● PROBLEM STATEMENT: In the records below, the line that contains "Read out every word on this page." marks the start. Copy it and each line after it through the end, exactly, without pictures.

**** RECORDS SHOWN

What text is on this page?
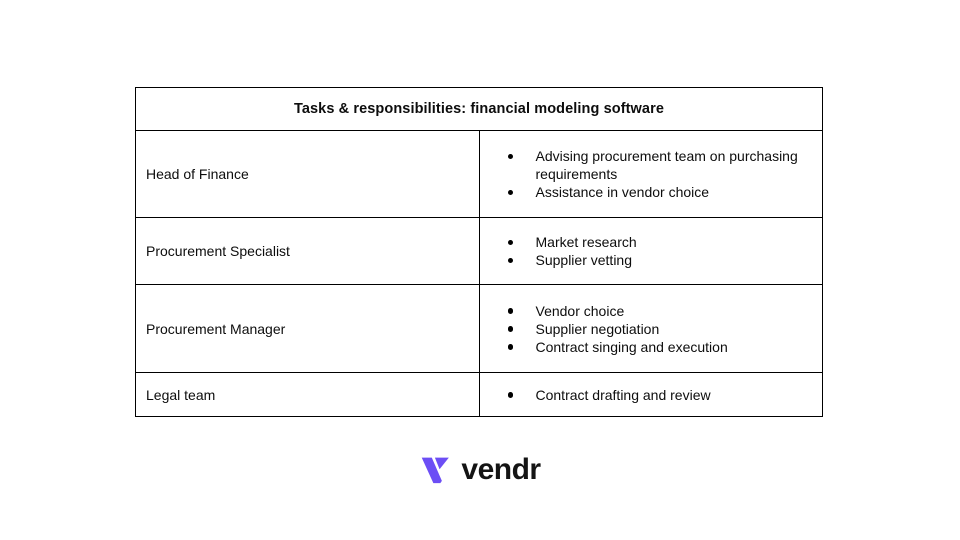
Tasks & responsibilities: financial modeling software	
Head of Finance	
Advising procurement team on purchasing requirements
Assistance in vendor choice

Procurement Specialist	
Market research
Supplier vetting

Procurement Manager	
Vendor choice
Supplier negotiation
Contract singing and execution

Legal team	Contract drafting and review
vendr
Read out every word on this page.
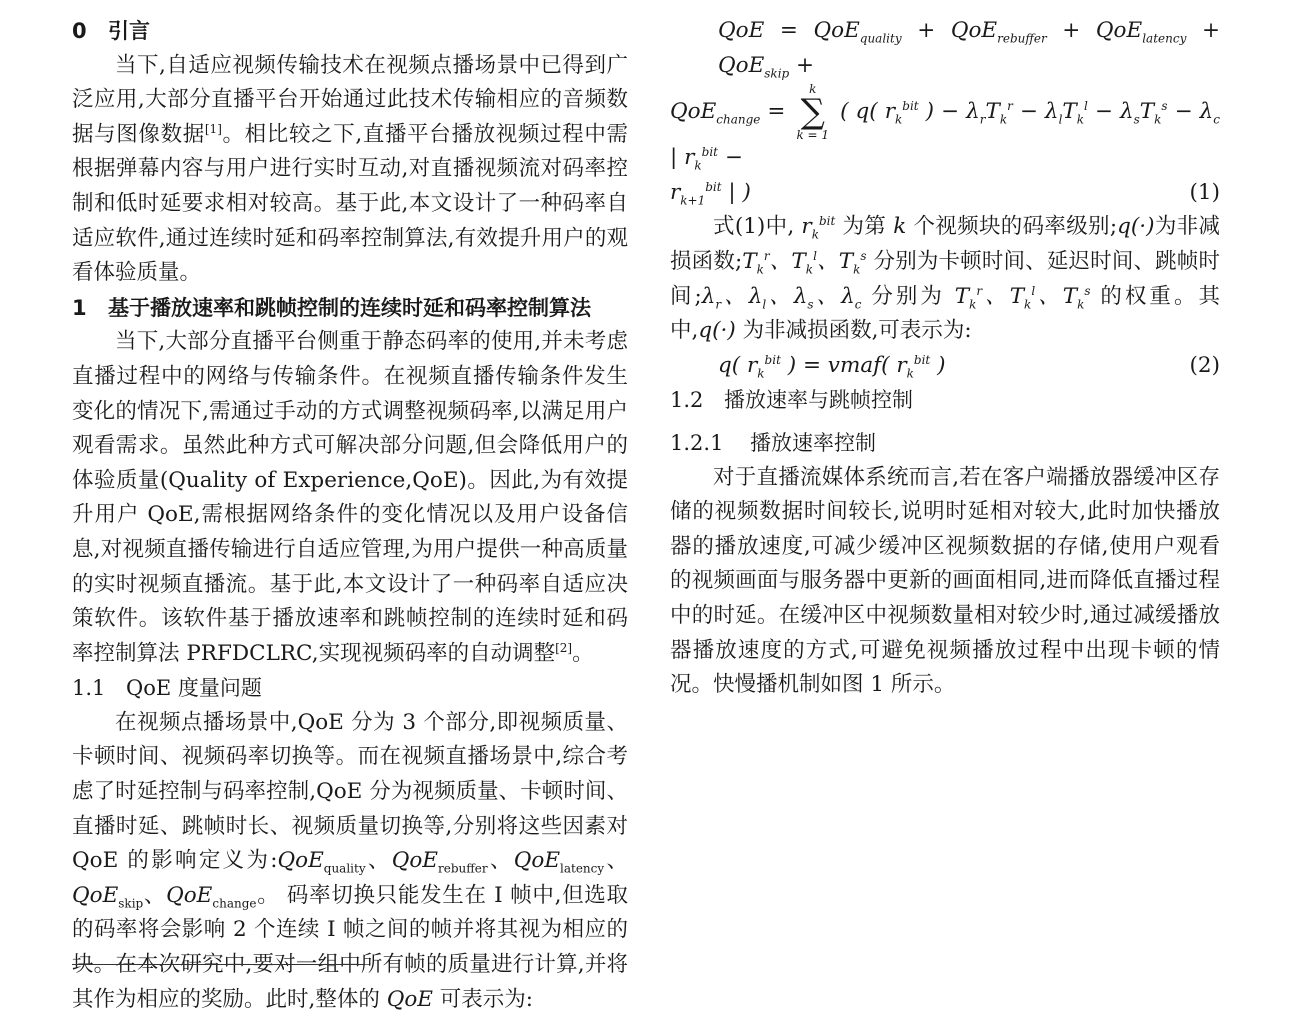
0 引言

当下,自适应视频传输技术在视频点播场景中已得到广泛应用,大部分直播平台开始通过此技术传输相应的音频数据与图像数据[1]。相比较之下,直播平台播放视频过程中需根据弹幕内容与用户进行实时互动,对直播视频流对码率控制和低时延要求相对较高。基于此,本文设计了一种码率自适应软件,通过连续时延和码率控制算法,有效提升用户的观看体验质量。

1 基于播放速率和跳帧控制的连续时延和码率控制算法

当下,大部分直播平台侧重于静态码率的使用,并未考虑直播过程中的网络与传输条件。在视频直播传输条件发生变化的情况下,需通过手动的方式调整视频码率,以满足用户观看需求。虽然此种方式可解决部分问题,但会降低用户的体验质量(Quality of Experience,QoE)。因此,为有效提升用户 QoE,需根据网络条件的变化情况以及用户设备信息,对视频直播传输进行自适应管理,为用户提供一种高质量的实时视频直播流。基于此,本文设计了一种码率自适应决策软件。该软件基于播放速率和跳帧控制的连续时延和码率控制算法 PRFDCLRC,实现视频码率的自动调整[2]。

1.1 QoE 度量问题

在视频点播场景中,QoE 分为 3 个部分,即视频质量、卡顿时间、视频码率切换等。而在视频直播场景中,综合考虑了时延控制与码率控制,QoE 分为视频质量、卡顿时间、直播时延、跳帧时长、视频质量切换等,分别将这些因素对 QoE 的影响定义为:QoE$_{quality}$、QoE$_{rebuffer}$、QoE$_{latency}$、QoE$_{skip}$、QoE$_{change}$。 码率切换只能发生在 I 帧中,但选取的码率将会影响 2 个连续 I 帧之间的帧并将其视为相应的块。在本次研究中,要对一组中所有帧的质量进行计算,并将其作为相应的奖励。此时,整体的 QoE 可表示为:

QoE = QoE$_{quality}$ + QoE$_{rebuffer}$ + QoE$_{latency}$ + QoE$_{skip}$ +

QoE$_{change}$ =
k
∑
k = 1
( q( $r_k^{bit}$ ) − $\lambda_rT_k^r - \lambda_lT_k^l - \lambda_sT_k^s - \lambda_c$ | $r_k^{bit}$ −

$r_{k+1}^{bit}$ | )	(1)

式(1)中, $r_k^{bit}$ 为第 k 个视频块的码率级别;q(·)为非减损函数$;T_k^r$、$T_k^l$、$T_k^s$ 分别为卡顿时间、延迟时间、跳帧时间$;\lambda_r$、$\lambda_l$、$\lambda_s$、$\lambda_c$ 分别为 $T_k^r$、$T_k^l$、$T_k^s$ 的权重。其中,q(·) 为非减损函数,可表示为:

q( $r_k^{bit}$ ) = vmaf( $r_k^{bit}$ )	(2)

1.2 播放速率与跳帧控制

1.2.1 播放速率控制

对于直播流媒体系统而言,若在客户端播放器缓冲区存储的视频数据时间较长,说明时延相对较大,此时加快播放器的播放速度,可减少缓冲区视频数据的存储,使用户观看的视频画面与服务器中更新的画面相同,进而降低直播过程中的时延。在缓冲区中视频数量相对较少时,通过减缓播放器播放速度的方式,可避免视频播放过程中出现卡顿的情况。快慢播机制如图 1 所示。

********

● TASK OUTPUT:
Read out every word on this page.
0 引言

当下,自适应视频传输技术在视频点播场景中已得到广泛应用,大部分直播平台开始通过此技术传输相应的音频数据与图像数据[1]。相比较之下,直播平台播放视频过程中需根据弹幕内容与用户进行实时互动,对直播视频流对码率控制和低时延要求相对较高。基于此,本文设计了一种码率自适应软件,通过连续时延和码率控制算法,有效提升用户的观看体验质量。

1 基于播放速率和跳帧控制的连续时延和码率控制算法

当下,大部分直播平台侧重于静态码率的使用,并未考虑直播过程中的网络与传输条件。在视频直播传输条件发生变化的情况下,需通过手动的方式调整视频码率,以满足用户观看需求。虽然此种方式可解决部分问题,但会降低用户的体验质量(Quality of Experience,QoE)。因此,为有效提升用户 QoE,需根据网络条件的变化情况以及用户设备信息,对视频直播传输进行自适应管理,为用户提供一种高质量的实时视频直播流。基于此,本文设计了一种码率自适应决策软件。该软件基于播放速率和跳帧控制的连续时延和码率控制算法 PRFDCLRC,实现视频码率的自动调整[2]。

1.1 QoE 度量问题

在视频点播场景中,QoE 分为 3 个部分,即视频质量、卡顿时间、视频码率切换等。而在视频直播场景中,综合考虑了时延控制与码率控制,QoE 分为视频质量、卡顿时间、直播时延、跳帧时长、视频质量切换等,分别将这些因素对 QoE 的影响定义为:QoE$_{quality}$、QoE$_{rebuffer}$、QoE$_{latency}$、QoE$_{skip}$、QoE$_{change}$。 码率切换只能发生在 I 帧中,但选取的码率将会影响 2 个连续 I 帧之间的帧并将其视为相应的块。在本次研究中,要对一组中所有帧的质量进行计算,并将其作为相应的奖励。此时,整体的 QoE 可表示为:

QoE = QoE$_{quality}$ + QoE$_{rebuffer}$ + QoE$_{latency}$ + QoE$_{skip}$ +

QoE$_{change}$ =
k
∑
k = 1
( q( $r_k^{bit}$ ) − $\lambda_rT_k^r - \lambda_lT_k^l - \lambda_sT_k^s - \lambda_c$ | $r_k^{bit}$ −

$r_{k+1}^{bit}$ | )	(1)

式(1)中, $r_k^{bit}$ 为第 k 个视频块的码率级别;q(·)为非减损函数$;T_k^r$、$T_k^l$、$T_k^s$ 分别为卡顿时间、延迟时间、跳帧时间$;\lambda_r$、$\lambda_l$、$\lambda_s$、$\lambda_c$ 分别为 $T_k^r$、$T_k^l$、$T_k^s$ 的权重。其中,q(·) 为非减损函数,可表示为:

q( $r_k^{bit}$ ) = vmaf( $r_k^{bit}$ )	(2)

1.2 播放速率与跳帧控制

1.2.1 播放速率控制

对于直播流媒体系统而言,若在客户端播放器缓冲区存储的视频数据时间较长,说明时延相对较大,此时加快播放器的播放速度,可减少缓冲区视频数据的存储,使用户观看的视频画面与服务器中更新的画面相同,进而降低直播过程中的时延。在缓冲区中视频数量相对较少时,通过减缓播放器播放速度的方式,可避免视频播放过程中出现卡顿的情况。快慢播机制如图 1 所示。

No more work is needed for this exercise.